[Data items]
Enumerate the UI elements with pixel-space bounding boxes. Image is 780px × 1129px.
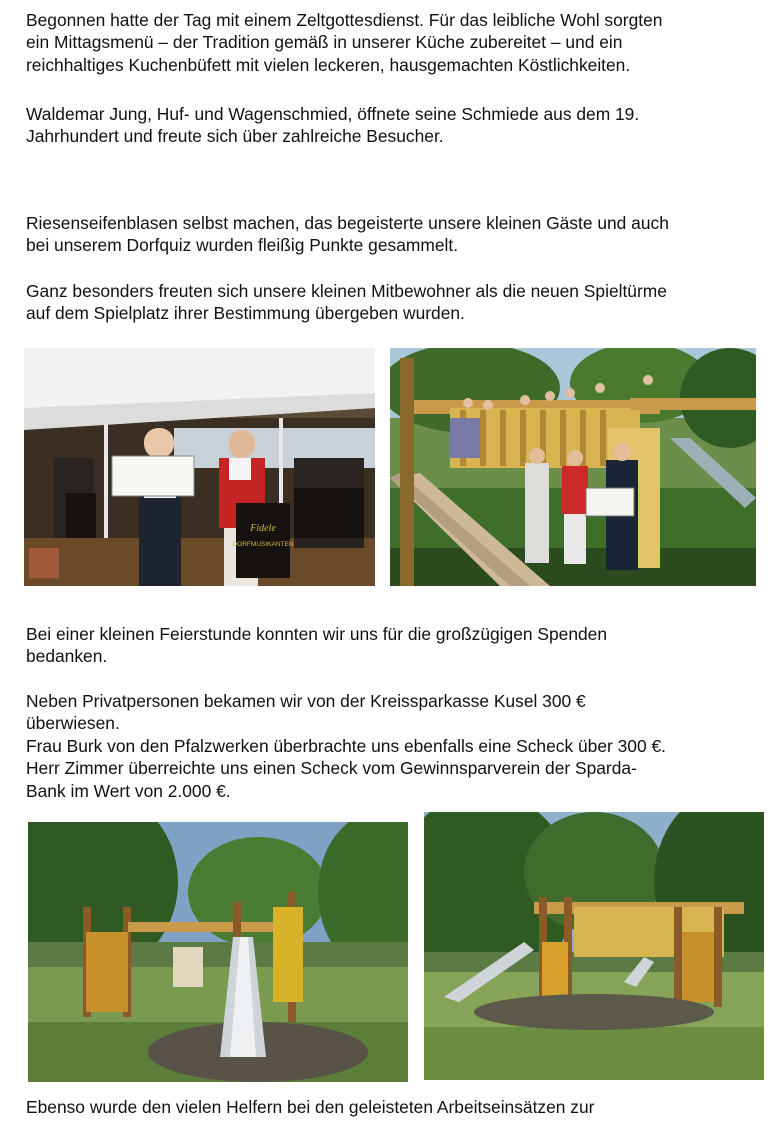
paragraph-intro: Begonnen hatte der Tag mit einem Zeltgottesdienst. Für das leibliche Wohl sorgten ein Mittagsmenü – der Tradition gemäß in unserer Küche zubereitet – und ein reichhaltiges Kuchenbüfett mit vielen leckeren, hausgemachten Köstlichkeiten. [26,10,663,75]
sign-text-dorfmusikanten: DORFMUSIKANTEN [232,541,294,548]
paragraph-donations: Neben Privatpersonen bekamen wir von der Kreissparkasse Kusel 300 € überwiesen. Frau Burk von den Pfalzwerken überbrachte uns ebenfalls eine Scheck über 300 €. Herr Zimmer überreichte uns einen Scheck vom Gewinnsparverein der Sparda- Bank im Wert von 2.000 €. [26,691,666,801]
photo-playground-tower [424,812,764,1080]
paragraph-helpers: Ebenso wurde den vielen Helfern bei den geleisteten Arbeitseinsätzen zur [26,1097,595,1117]
sign-text-fidele: Fidele [250,523,276,534]
photo-playground-slide [28,822,408,1082]
paragraph-play-towers: Ganz besonders freuten sich unsere kleinen Mitbewohner als die neuen Spieltürme auf dem Spielplatz ihrer Bestimmung übergeben wurden. [26,281,667,324]
paragraph-blacksmith: Waldemar Jung, Huf- und Wagenschmied, öffnete seine Schmiede aus dem 19. Jahrhundert und freute sich über zahlreiche Besucher. [26,104,640,147]
paragraph-soap-bubbles: Riesenseifenblasen selbst machen, das begeisterte unsere kleinen Gäste und auch bei unserem Dorfquiz wurden fleißig Punkte gesammelt. [26,213,669,256]
paragraph-ceremony: Bei einer kleinen Feierstunde konnten wir uns für die großzügigen Spenden bedanken. [26,624,608,667]
photo-playground-cheque [390,348,756,586]
photo-band-cheque [24,348,375,586]
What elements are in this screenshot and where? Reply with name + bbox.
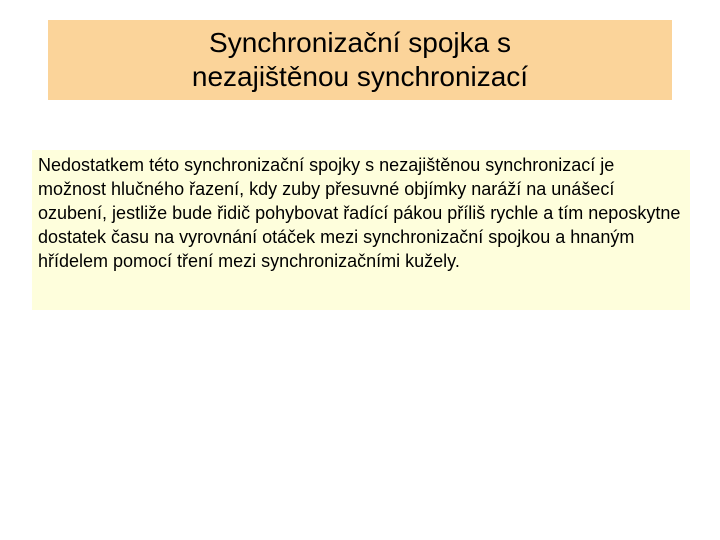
slide-body-text [38, 153, 684, 273]
body-lead-word: Nedostatkem [38, 155, 145, 175]
body-rest-text: této synchronizační spojky s nezajištěnou synchronizací je možnost hlučného řazení, kdy zuby přesuvné objímky naráží na unášecí ozubení, jestliže bude řidič pohybovat řadící pákou příliš rychle a tím neposkytne dostatek času na vyrovnání otáček mezi synchronizační spojkou a hnaným hřídelem pomocí tření mezi synchronizačními kužely. [38, 155, 681, 271]
slide-title-box [48, 20, 672, 100]
slide-title: Synchronizační spojka s nezajištěnou synchronizací [191, 27, 529, 92]
slide-body-box [32, 150, 690, 310]
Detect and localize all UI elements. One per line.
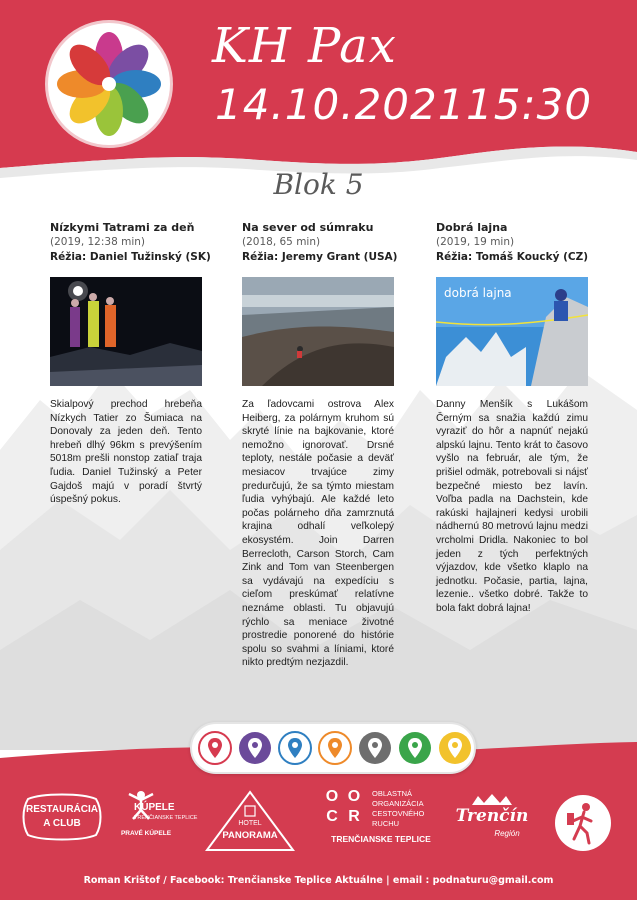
sponsor-kupele-name: KÚPELE xyxy=(134,802,175,813)
pin-bar xyxy=(190,722,476,774)
oocr-letter: O xyxy=(347,788,361,805)
film-meta: (2018, 65 min) xyxy=(242,236,321,248)
hiker-logo-icon xyxy=(553,793,613,853)
oocr-word: OBLASTNÁ xyxy=(372,789,413,798)
map-pin-icon xyxy=(398,731,432,765)
film-card xyxy=(242,220,402,669)
event-title: KH Pax xyxy=(212,18,397,74)
event-date: 14.10.2021 xyxy=(215,80,466,129)
film-card xyxy=(436,220,596,614)
footer-credit: Roman Krištof / Facebook: Trenčianske Teplice Aktuálne | email : podnaturu@gmail.com xyxy=(83,875,554,886)
film-image-caption: dobrá lajna xyxy=(444,286,512,300)
festival-logo xyxy=(45,20,173,148)
block-title: Blok 5 xyxy=(273,168,364,201)
map-pin-icon xyxy=(238,731,272,765)
sponsor-oocr-logo xyxy=(322,788,442,854)
film-card xyxy=(50,220,211,506)
film-description: Skialpový prechod hrebeňa Nízkych Tatier zo Šumiaca na Donovaly za jeden deň. Tento hrebeň dlhý 96km s prevýšením 5018m prešli nonstop zatiaľ traja ľudia. Daniel Tužinský a Peter Gajdoš majú v poradí štvrtý úspešný pokus. xyxy=(50,399,202,506)
sponsor-restauracia-logo xyxy=(22,793,102,841)
sponsor-trencin-sub: Región xyxy=(494,829,520,838)
sponsor-kupele-tagline: PRAVÉ KÚPELE xyxy=(120,830,172,837)
oocr-letter: R xyxy=(348,808,360,825)
sponsor-panorama-line2: PANORAMA xyxy=(222,830,278,841)
sponsor-panorama-logo xyxy=(205,790,295,852)
film-still-arctic-biker xyxy=(242,277,394,386)
map-pin-icon xyxy=(438,731,472,765)
film-still-night-skiers xyxy=(50,277,202,386)
map-pin-icon xyxy=(358,731,392,765)
film-director: Réžia: Daniel Tužinský (SK) xyxy=(50,251,211,263)
oocr-place: TRENČIANSKE TEPLICE xyxy=(331,834,431,844)
oocr-letter: C xyxy=(326,808,338,825)
film-meta: (2019, 19 min) xyxy=(436,236,515,248)
film-description: Za ľadovcami ostrova Alex Heiberg, za polárnym kruhom sú skryté línie na bajkovanie, ktoré nemožno ignorovať. Drsné teploty, nestále počasie a deväť mesiacov trvajúce zimy predurčujú, že sa týmto miestam ľudia vyhýbajú. Ale každé leto počas polárneho dňa zamrznutá krajina odhalí veľkolepý ekosystém. Join Darren Berrecloth, Carson Storch, Cam Zink and Tom van Steenbergen sa vydávajú na expedíciu s cieľom preskúmať relatívne neznáme oblasti. Tu objavujú rýchlo sa meniace životné prostredie ponorené do histórie spolu so svahmi a líniami, ktoré nikto predtým nezjazdil. xyxy=(242,399,394,669)
film-title: Na sever od súmraku xyxy=(242,221,374,234)
sponsor-panorama-line1: HOTEL xyxy=(238,820,262,827)
oocr-letter: O xyxy=(325,788,339,805)
map-pin-icon xyxy=(198,731,232,765)
film-director: Réžia: Tomáš Koucký (CZ) xyxy=(436,251,589,263)
oocr-word: ORGANIZÁCIA xyxy=(372,799,424,808)
oocr-word: RUCHU xyxy=(372,819,400,828)
map-pin-icon xyxy=(278,731,312,765)
oocr-word: CESTOVNÉHO xyxy=(372,809,425,818)
sponsor-trencin-logo xyxy=(452,793,532,849)
sponsor-restauracia-line1: RESTAURÁCIA xyxy=(25,804,99,815)
map-pin-icon xyxy=(318,731,352,765)
film-still-highline xyxy=(436,277,588,386)
sponsor-kupele-logo xyxy=(116,790,196,855)
film-meta: (2019, 12:38 min) xyxy=(50,236,145,248)
film-description: Danny Menšík s Lukášom Černým sa snažia každú zimu vyraziť do hôr a napnúť nejakú alpskú lajnu. Tento krát to časovo vyšlo na február, ale tým, že prišiel odmäk, potrebovali si nájsť bezpečné miesto bez lavín. Voľba padla na Dachstein, kde rakúski hajlajneri kedysi urobili nádhernú 80 metrovú lajnu medzi vrcholmi Dridla. Nakoniec to bol jeden z tých perfektných výjazdov, kde všetko klaplo na jednotku. Počasie, partia, lajna, lezenie.. všetko dobré. Takže to bola fakt dobrá lajna! xyxy=(436,399,588,614)
sponsor-restauracia-line2: A CLUB xyxy=(43,818,81,829)
sponsor-trencin-name: Trenčín xyxy=(455,806,529,826)
event-time: 15:30 xyxy=(466,80,593,129)
flower-logo-icon xyxy=(48,23,170,145)
sponsor-kupele-sub: TRENČIANSKE TEPLICE xyxy=(134,815,198,821)
film-title: Nízkymi Tatrami za deň xyxy=(50,221,195,234)
film-title: Dobrá lajna xyxy=(436,221,508,234)
film-director: Réžia: Jeremy Grant (USA) xyxy=(242,251,398,263)
trencin-crown-icon xyxy=(452,793,532,807)
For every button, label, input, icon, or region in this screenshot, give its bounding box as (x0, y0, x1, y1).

» Work to be completed
Return, exactly as they stand in the records above, the lines starting with the line containing "paragraph-intro: Begonnen hatte" and going on through the line containing "paragraph-soap-bubbles: Riesenseifenblasen selbst".

» Exercise response
paragraph-intro: Begonnen hatte der Tag mit einem Zeltgottesdienst. Für das leibliche Wohl sorgten ein Mittagsmenü – der Tradition gemäß in unserer Küche zubereitet – und ein reichhaltiges Kuchenbüfett mit vielen leckeren, hausgemachten Köstlichkeiten. [26,10,663,75]
sign-text-dorfmusikanten: DORFMUSIKANTEN [232,541,294,548]
paragraph-donations: Neben Privatpersonen bekamen wir von der Kreissparkasse Kusel 300 € überwiesen. Frau Burk von den Pfalzwerken überbrachte uns ebenfalls eine Scheck über 300 €. Herr Zimmer überreichte uns einen Scheck vom Gewinnsparverein der Sparda- Bank im Wert von 2.000 €. [26,691,666,801]
photo-playground-tower [424,812,764,1080]
paragraph-helpers: Ebenso wurde den vielen Helfern bei den geleisteten Arbeitseinsätzen zur [26,1097,595,1117]
sign-text-fidele: Fidele [250,523,276,534]
photo-playground-slide [28,822,408,1082]
paragraph-play-towers: Ganz besonders freuten sich unsere kleinen Mitbewohner als die neuen Spieltürme auf dem Spielplatz ihrer Bestimmung übergeben wurden. [26,281,667,324]
paragraph-blacksmith: Waldemar Jung, Huf- und Wagenschmied, öffnete seine Schmiede aus dem 19. Jahrhundert und freute sich über zahlreiche Besucher. [26,104,640,147]
paragraph-soap-bubbles: Riesenseifenblasen selbst machen, das begeisterte unsere kleinen Gäste und auch bei unserem Dorfquiz wurden fleißig Punkte gesammelt. [26,213,669,256]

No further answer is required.